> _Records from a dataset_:
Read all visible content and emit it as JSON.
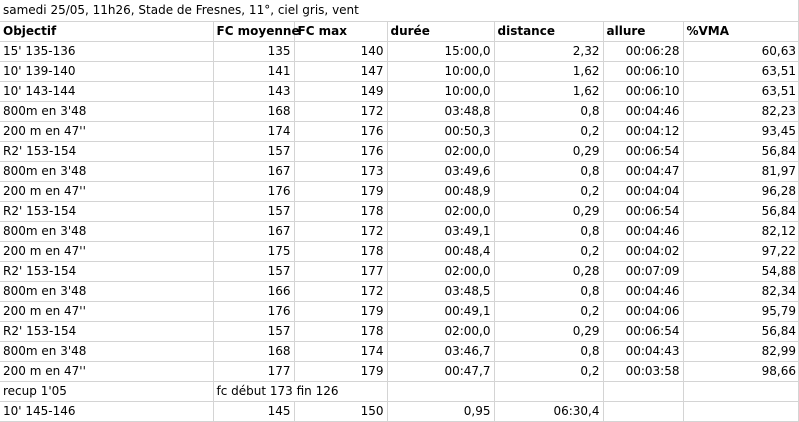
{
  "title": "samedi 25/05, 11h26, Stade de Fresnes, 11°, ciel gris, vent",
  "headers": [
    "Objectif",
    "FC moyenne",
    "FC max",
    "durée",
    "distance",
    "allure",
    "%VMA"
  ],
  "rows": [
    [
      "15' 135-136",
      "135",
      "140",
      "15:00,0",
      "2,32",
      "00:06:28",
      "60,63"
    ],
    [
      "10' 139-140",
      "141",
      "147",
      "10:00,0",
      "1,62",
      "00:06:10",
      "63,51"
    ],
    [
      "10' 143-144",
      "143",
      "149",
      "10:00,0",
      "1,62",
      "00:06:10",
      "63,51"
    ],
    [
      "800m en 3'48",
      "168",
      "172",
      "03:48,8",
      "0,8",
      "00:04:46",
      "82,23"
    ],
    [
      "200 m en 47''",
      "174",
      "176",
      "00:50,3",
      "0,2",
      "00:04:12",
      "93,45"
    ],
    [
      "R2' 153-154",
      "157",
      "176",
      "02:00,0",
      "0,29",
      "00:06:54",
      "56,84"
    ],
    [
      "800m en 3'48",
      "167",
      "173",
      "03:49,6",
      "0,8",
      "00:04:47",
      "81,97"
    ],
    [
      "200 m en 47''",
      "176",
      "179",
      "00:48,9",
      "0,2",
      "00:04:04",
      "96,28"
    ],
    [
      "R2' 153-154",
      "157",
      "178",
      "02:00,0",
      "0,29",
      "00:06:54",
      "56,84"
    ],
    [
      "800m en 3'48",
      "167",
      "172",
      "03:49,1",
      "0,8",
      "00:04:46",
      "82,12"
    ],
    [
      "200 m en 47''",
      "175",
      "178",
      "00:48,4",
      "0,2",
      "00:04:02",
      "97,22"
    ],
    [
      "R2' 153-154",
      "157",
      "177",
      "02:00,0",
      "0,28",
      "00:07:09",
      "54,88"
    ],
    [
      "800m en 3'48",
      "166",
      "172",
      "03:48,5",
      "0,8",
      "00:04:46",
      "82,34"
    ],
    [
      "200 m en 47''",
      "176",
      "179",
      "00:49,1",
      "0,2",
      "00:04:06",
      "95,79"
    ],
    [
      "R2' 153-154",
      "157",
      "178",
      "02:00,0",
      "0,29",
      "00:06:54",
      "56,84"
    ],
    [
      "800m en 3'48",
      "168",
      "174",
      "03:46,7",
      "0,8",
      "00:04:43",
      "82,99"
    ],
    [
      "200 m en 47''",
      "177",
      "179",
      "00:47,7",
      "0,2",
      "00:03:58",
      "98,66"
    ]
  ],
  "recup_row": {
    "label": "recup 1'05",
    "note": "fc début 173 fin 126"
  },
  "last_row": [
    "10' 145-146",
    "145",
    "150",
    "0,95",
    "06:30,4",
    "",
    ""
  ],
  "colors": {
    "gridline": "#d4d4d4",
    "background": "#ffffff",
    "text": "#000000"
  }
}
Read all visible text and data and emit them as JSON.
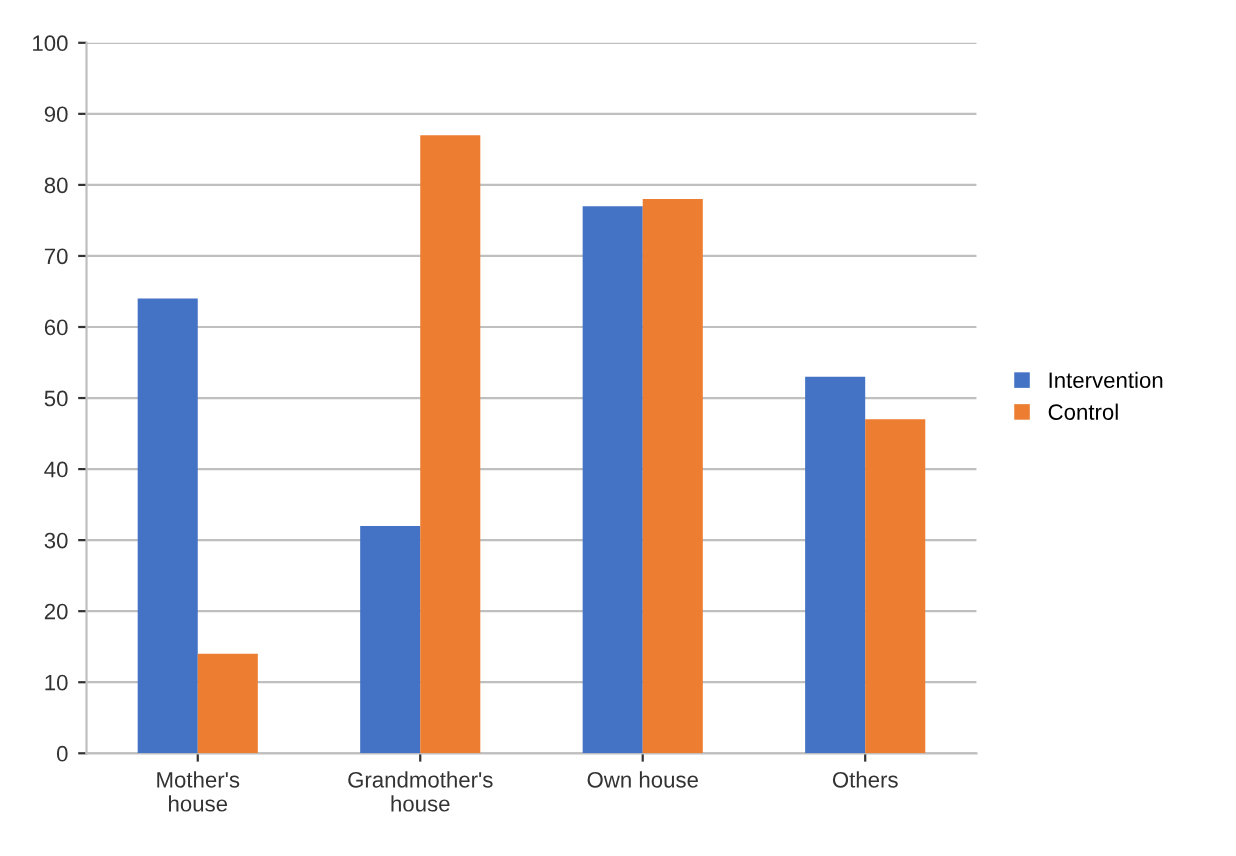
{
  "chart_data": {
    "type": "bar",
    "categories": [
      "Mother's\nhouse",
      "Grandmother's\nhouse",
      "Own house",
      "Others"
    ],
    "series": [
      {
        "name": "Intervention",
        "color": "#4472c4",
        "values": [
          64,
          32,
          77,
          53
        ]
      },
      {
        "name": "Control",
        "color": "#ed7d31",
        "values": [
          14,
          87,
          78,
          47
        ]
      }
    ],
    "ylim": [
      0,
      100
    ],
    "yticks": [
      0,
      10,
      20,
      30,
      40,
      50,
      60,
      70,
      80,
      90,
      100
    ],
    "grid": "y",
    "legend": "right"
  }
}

* * *

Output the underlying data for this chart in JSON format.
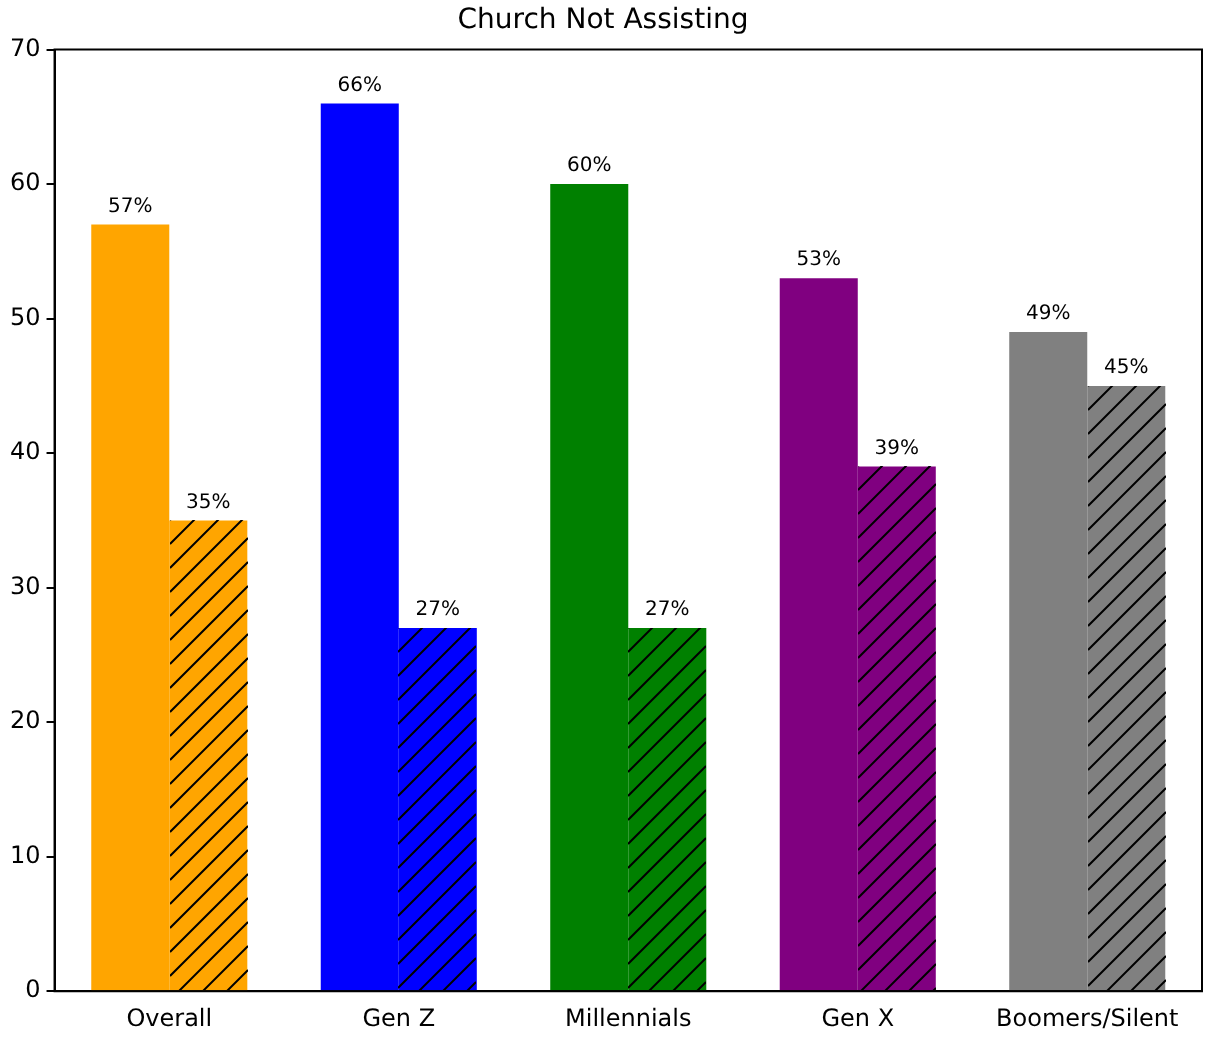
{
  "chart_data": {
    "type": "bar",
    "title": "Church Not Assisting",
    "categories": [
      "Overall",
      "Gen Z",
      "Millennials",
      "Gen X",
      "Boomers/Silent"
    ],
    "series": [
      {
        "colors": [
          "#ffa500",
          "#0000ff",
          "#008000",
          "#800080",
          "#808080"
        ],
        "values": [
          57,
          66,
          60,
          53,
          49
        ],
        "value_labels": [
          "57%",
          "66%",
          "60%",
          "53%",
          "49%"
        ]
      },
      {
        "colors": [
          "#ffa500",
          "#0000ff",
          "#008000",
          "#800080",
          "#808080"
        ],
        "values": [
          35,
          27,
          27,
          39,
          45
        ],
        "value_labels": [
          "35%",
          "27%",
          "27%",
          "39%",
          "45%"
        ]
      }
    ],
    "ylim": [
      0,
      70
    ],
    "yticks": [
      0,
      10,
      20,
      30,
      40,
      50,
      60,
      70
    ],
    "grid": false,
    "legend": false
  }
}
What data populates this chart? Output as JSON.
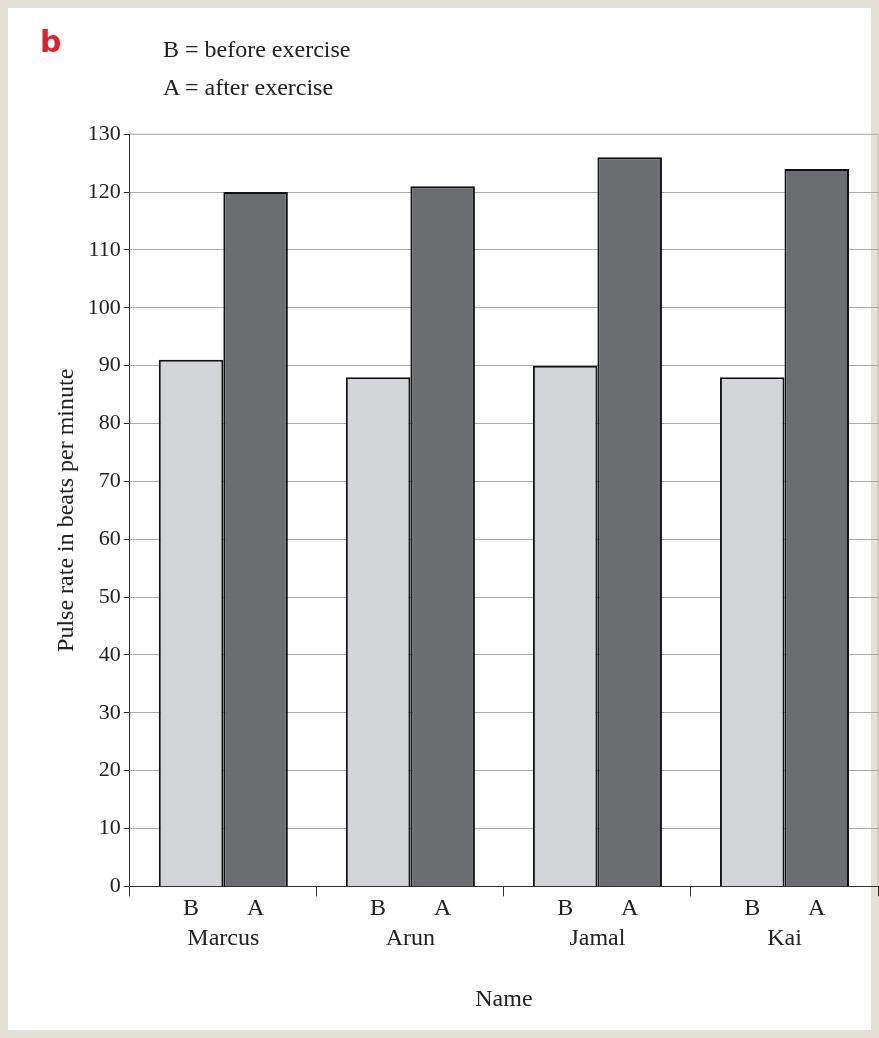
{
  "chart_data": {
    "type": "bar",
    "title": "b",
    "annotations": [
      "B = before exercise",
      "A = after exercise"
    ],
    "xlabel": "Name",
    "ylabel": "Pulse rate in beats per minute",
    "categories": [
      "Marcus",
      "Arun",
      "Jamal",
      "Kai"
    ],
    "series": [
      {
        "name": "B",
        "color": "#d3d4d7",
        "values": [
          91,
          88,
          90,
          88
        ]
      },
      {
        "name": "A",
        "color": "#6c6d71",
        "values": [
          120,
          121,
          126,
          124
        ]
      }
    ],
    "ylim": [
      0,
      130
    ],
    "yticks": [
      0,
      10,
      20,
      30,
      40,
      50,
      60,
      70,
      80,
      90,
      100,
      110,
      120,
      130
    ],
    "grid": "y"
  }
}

...

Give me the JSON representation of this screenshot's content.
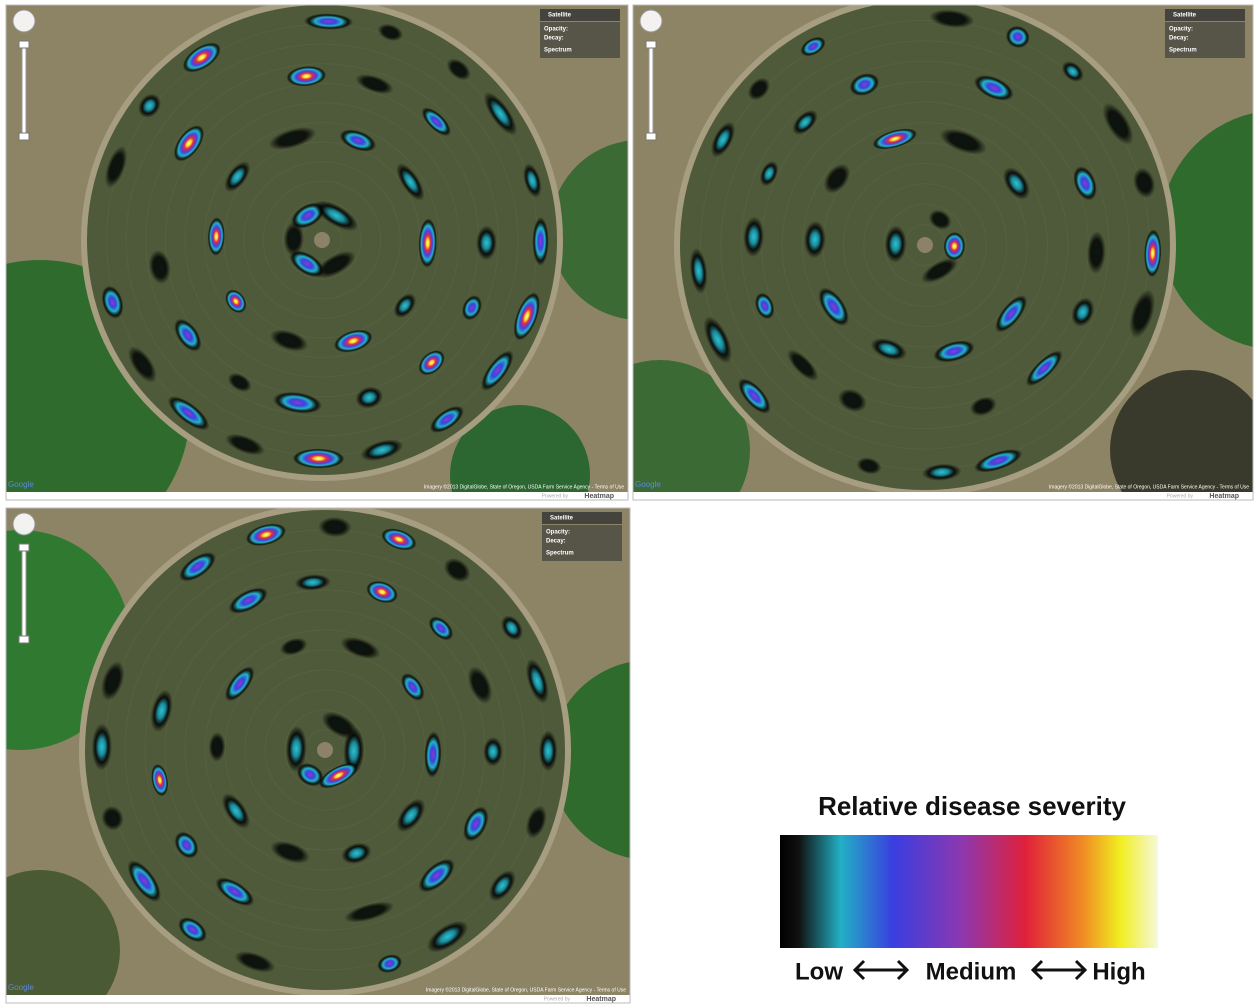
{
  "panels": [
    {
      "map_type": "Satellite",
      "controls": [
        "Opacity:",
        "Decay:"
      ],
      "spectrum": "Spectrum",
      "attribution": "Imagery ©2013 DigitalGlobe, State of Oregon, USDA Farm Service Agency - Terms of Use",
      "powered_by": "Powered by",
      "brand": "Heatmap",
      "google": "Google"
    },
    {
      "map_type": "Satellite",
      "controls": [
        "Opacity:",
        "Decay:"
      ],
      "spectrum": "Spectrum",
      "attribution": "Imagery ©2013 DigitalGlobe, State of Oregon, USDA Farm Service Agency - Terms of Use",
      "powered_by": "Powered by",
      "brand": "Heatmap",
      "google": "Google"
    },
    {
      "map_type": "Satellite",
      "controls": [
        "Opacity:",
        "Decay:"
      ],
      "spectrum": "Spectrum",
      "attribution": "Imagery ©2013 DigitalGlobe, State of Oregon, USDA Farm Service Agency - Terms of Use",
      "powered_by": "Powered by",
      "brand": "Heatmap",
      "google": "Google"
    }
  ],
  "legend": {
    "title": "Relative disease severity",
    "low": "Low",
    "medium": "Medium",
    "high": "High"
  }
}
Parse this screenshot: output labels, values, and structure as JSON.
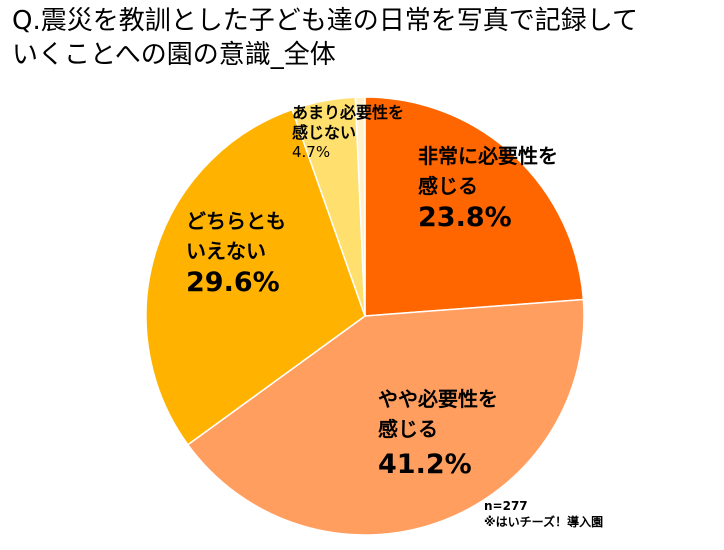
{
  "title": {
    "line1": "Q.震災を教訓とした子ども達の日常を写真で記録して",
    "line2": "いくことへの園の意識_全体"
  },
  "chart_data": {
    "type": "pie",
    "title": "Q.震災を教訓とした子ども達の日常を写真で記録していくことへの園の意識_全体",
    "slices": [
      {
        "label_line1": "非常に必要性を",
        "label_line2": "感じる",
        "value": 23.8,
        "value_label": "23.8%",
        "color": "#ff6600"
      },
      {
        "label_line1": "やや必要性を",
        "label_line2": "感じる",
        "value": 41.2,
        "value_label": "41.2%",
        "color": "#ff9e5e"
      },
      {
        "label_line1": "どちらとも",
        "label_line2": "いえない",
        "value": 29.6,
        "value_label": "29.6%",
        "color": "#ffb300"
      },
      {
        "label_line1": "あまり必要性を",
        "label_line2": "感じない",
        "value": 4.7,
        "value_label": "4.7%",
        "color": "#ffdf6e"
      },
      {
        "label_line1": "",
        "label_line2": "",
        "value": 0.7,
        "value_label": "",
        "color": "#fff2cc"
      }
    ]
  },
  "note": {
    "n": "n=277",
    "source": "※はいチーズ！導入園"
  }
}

> _WHAT THE EXERCISE ASKS_:
Count how many lines above include the word "JSON" and answer with that figure only.

> _ANSWER BELOW_:
6